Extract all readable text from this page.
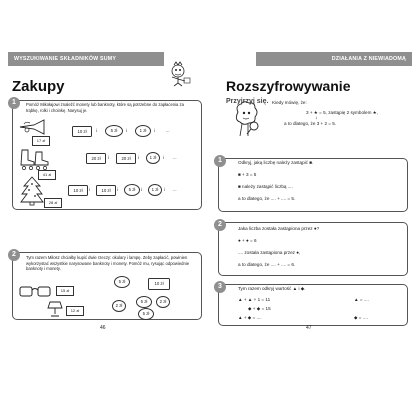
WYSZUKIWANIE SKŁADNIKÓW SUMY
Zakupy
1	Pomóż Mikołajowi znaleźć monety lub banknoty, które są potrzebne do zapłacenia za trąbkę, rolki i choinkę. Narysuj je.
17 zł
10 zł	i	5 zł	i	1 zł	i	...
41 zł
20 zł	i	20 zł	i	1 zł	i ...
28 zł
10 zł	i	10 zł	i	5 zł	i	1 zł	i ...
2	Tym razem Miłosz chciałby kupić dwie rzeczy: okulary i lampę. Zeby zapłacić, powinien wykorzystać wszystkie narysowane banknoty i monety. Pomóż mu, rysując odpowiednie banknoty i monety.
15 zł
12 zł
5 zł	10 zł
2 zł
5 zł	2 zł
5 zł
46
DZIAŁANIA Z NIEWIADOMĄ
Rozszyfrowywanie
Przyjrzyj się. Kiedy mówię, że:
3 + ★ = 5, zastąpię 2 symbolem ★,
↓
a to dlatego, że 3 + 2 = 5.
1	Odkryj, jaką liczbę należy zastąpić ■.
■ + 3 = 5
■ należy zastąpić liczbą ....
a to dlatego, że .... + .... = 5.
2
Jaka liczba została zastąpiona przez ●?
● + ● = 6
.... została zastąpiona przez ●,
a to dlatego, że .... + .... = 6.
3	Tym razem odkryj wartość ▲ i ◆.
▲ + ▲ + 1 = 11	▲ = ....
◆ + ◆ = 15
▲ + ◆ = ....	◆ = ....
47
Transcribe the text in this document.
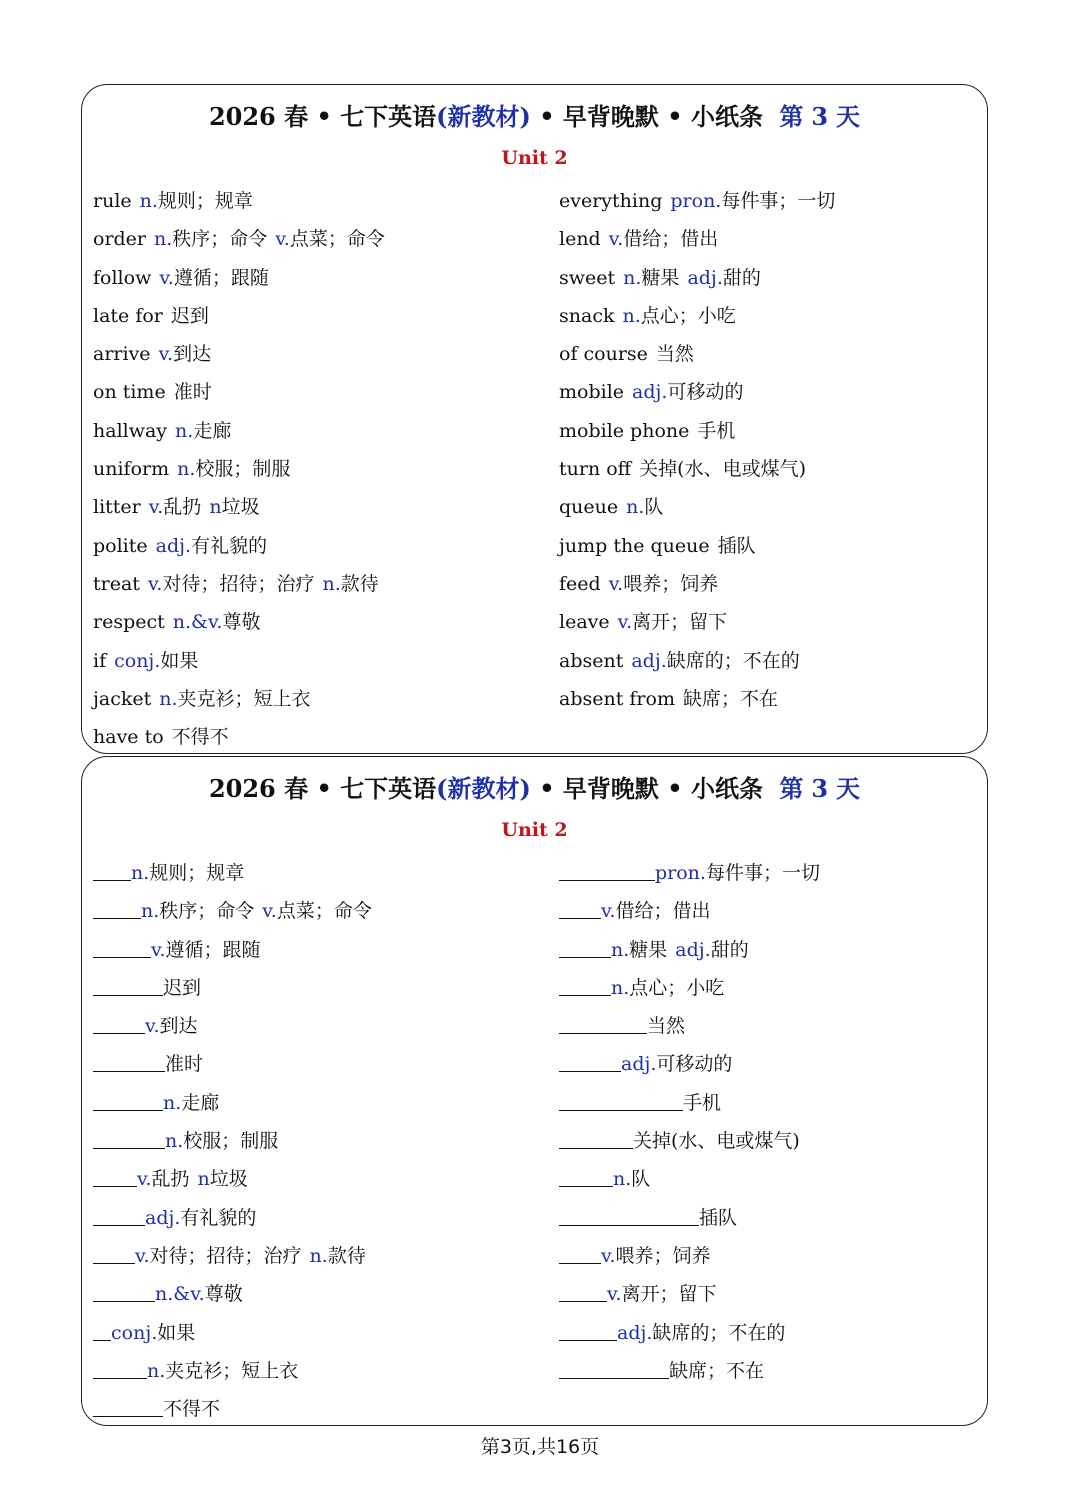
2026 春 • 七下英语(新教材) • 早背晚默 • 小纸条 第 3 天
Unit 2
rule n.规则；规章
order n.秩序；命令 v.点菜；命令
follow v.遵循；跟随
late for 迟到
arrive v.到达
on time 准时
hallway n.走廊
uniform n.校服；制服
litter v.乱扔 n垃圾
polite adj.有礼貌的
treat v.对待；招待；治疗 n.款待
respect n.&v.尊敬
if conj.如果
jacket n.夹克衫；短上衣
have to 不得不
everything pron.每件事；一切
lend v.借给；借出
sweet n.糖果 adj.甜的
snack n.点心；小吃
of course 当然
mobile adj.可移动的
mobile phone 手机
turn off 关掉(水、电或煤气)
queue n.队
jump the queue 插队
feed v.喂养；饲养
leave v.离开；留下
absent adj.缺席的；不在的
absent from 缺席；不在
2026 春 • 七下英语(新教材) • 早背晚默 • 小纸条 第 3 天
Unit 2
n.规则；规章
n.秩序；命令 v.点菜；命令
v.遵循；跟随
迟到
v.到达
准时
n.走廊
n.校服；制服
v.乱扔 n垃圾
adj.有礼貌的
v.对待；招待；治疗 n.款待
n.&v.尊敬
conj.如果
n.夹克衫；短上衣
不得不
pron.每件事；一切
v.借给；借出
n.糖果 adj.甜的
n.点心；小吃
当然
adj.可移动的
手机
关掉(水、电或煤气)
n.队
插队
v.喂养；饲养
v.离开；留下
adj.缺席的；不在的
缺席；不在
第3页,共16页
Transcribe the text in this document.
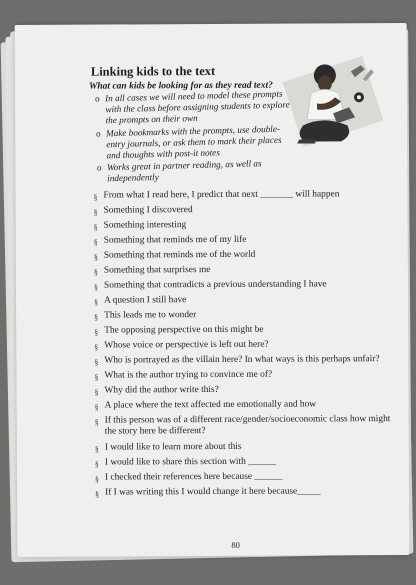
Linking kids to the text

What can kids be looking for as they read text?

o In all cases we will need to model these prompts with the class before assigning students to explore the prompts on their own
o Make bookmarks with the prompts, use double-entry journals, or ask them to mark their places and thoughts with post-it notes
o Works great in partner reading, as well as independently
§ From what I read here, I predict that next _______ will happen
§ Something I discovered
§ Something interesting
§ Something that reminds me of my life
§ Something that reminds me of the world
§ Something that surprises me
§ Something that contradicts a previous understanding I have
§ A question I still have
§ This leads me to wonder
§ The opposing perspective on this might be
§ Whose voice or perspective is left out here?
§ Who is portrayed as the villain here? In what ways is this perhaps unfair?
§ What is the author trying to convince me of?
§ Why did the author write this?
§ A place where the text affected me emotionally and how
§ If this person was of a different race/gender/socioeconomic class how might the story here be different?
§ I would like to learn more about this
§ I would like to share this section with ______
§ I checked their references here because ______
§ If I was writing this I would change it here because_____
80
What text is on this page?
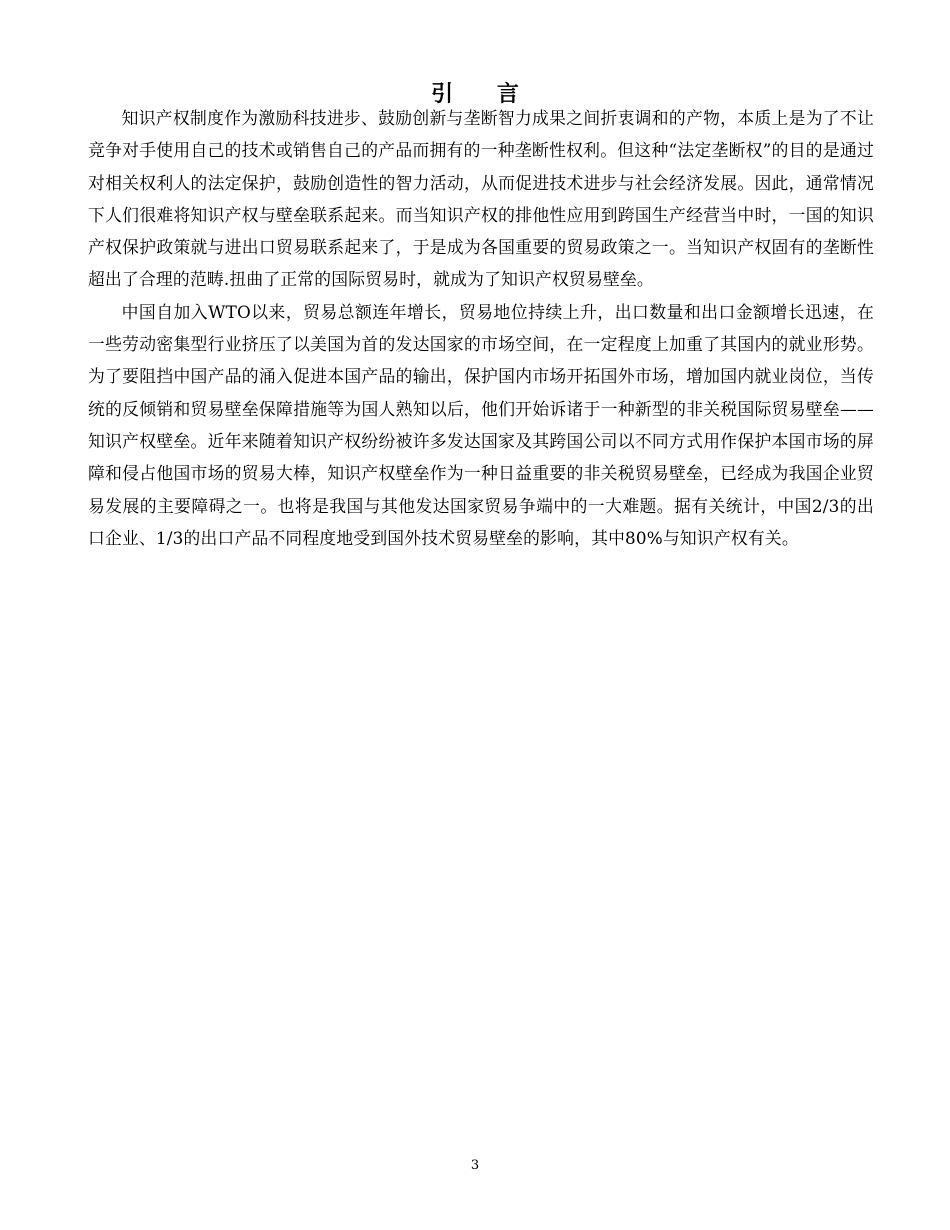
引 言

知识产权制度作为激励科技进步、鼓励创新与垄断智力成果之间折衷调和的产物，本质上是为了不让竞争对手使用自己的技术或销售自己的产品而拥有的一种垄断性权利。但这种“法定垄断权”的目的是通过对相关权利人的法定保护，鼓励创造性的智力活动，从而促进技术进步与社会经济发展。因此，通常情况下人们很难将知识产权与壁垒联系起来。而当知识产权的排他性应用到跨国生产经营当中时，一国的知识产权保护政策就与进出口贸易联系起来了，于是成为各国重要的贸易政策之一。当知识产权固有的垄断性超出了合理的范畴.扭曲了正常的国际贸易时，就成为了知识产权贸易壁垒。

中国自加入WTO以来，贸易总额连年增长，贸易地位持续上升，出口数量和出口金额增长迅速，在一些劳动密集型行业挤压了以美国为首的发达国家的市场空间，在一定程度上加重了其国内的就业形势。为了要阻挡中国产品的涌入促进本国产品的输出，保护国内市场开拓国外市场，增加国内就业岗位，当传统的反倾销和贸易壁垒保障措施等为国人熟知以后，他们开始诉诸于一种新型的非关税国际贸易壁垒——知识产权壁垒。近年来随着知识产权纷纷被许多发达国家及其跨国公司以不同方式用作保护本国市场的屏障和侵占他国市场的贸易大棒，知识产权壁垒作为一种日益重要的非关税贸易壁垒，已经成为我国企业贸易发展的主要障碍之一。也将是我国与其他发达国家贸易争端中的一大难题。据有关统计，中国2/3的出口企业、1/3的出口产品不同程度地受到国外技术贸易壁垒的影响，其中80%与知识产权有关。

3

+++

WHAT YOU SHOULD DO: Pictures don't belong in the copy. Transcribe every record exactly as it appears.

EXERCISE RESPONSE:
Extract all readable text from this page.
WYSZUKIWANIE SKŁADNIKÓW SUMY
Zakupy
1	Pomóż Mikołajowi znaleźć monety lub banknoty, które są potrzebne do zapłacenia za trąbkę, rolki i choinkę. Narysuj je.
17 zł
10 zł	i	5 zł	i	1 zł	i	...
41 zł
20 zł	i	20 zł	i	1 zł	i ...
28 zł
10 zł	i	10 zł	i	5 zł	i	1 zł	i ...
2	Tym razem Miłosz chciałby kupić dwie rzeczy: okulary i lampę. Zeby zapłacić, powinien wykorzystać wszystkie narysowane banknoty i monety. Pomóż mu, rysując odpowiednie banknoty i monety.
15 zł
12 zł
5 zł	10 zł
2 zł
5 zł	2 zł
5 zł
46
DZIAŁANIA Z NIEWIADOMĄ
Rozszyfrowywanie
Przyjrzyj się. Kiedy mówię, że:
3 + ★ = 5, zastąpię 2 symbolem ★,
↓
a to dlatego, że 3 + 2 = 5.
1	Odkryj, jaką liczbę należy zastąpić ■.
■ + 3 = 5
■ należy zastąpić liczbą ....
a to dlatego, że .... + .... = 5.
2
Jaka liczba została zastąpiona przez ●?
● + ● = 6
.... została zastąpiona przez ●,
a to dlatego, że .... + .... = 6.
3	Tym razem odkryj wartość ▲ i ◆.
▲ + ▲ + 1 = 11	▲ = ....
◆ + ◆ = 15
▲ + ◆ = ....	◆ = ....
47
Transcribe the text in this document.
2026 春 • 七下英语(新教材) • 早背晚默 • 小纸条 第 3 天
Unit 2
rule n.规则；规章
order n.秩序；命令 v.点菜；命令
follow v.遵循；跟随
late for 迟到
arrive v.到达
on time 准时
hallway n.走廊
uniform n.校服；制服
litter v.乱扔 n垃圾
polite adj.有礼貌的
treat v.对待；招待；治疗 n.款待
respect n.&v.尊敬
if conj.如果
jacket n.夹克衫；短上衣
have to 不得不
everything pron.每件事；一切
lend v.借给；借出
sweet n.糖果 adj.甜的
snack n.点心；小吃
of course 当然
mobile adj.可移动的
mobile phone 手机
turn off 关掉(水、电或煤气)
queue n.队
jump the queue 插队
feed v.喂养；饲养
leave v.离开；留下
absent adj.缺席的；不在的
absent from 缺席；不在
2026 春 • 七下英语(新教材) • 早背晚默 • 小纸条 第 3 天
Unit 2
n.规则；规章
n.秩序；命令 v.点菜；命令
v.遵循；跟随
迟到
v.到达
准时
n.走廊
n.校服；制服
v.乱扔 n垃圾
adj.有礼貌的
v.对待；招待；治疗 n.款待
n.&v.尊敬
conj.如果
n.夹克衫；短上衣
不得不
pron.每件事；一切
v.借给；借出
n.糖果 adj.甜的
n.点心；小吃
当然
adj.可移动的
手机
关掉(水、电或煤气)
n.队
插队
v.喂养；饲养
v.离开；留下
adj.缺席的；不在的
缺席；不在
第3页,共16页
Transcribe the text in this document.
Linking kids to the text

What can kids be looking for as they read text?

o In all cases we will need to model these prompts with the class before assigning students to explore the prompts on their own
o Make bookmarks with the prompts, use double-entry journals, or ask them to mark their places and thoughts with post-it notes
o Works great in partner reading, as well as independently
§ From what I read here, I predict that next _______ will happen
§ Something I discovered
§ Something interesting
§ Something that reminds me of my life
§ Something that reminds me of the world
§ Something that surprises me
§ Something that contradicts a previous understanding I have
§ A question I still have
§ This leads me to wonder
§ The opposing perspective on this might be
§ Whose voice or perspective is left out here?
§ Who is portrayed as the villain here? In what ways is this perhaps unfair?
§ What is the author trying to convince me of?
§ Why did the author write this?
§ A place where the text affected me emotionally and how
§ If this person was of a different race/gender/socioeconomic class how might the story here be different?
§ I would like to learn more about this
§ I would like to share this section with ______
§ I checked their references here because ______
§ If I was writing this I would change it here because_____
80
What text is on this page?
引 言

知识产权制度作为激励科技进步、鼓励创新与垄断智力成果之间折衷调和的产物，本质上是为了不让竞争对手使用自己的技术或销售自己的产品而拥有的一种垄断性权利。但这种“法定垄断权”的目的是通过对相关权利人的法定保护，鼓励创造性的智力活动，从而促进技术进步与社会经济发展。因此，通常情况下人们很难将知识产权与壁垒联系起来。而当知识产权的排他性应用到跨国生产经营当中时，一国的知识产权保护政策就与进出口贸易联系起来了，于是成为各国重要的贸易政策之一。当知识产权固有的垄断性超出了合理的范畴.扭曲了正常的国际贸易时，就成为了知识产权贸易壁垒。

中国自加入WTO以来，贸易总额连年增长，贸易地位持续上升，出口数量和出口金额增长迅速，在一些劳动密集型行业挤压了以美国为首的发达国家的市场空间，在一定程度上加重了其国内的就业形势。为了要阻挡中国产品的涌入促进本国产品的输出，保护国内市场开拓国外市场，增加国内就业岗位，当传统的反倾销和贸易壁垒保障措施等为国人熟知以后，他们开始诉诸于一种新型的非关税国际贸易壁垒——知识产权壁垒。近年来随着知识产权纷纷被许多发达国家及其跨国公司以不同方式用作保护本国市场的屏障和侵占他国市场的贸易大棒，知识产权壁垒作为一种日益重要的非关税贸易壁垒，已经成为我国企业贸易发展的主要障碍之一。也将是我国与其他发达国家贸易争端中的一大难题。据有关统计，中国2/3的出口企业、1/3的出口产品不同程度地受到国外技术贸易壁垒的影响，其中80%与知识产权有关。

3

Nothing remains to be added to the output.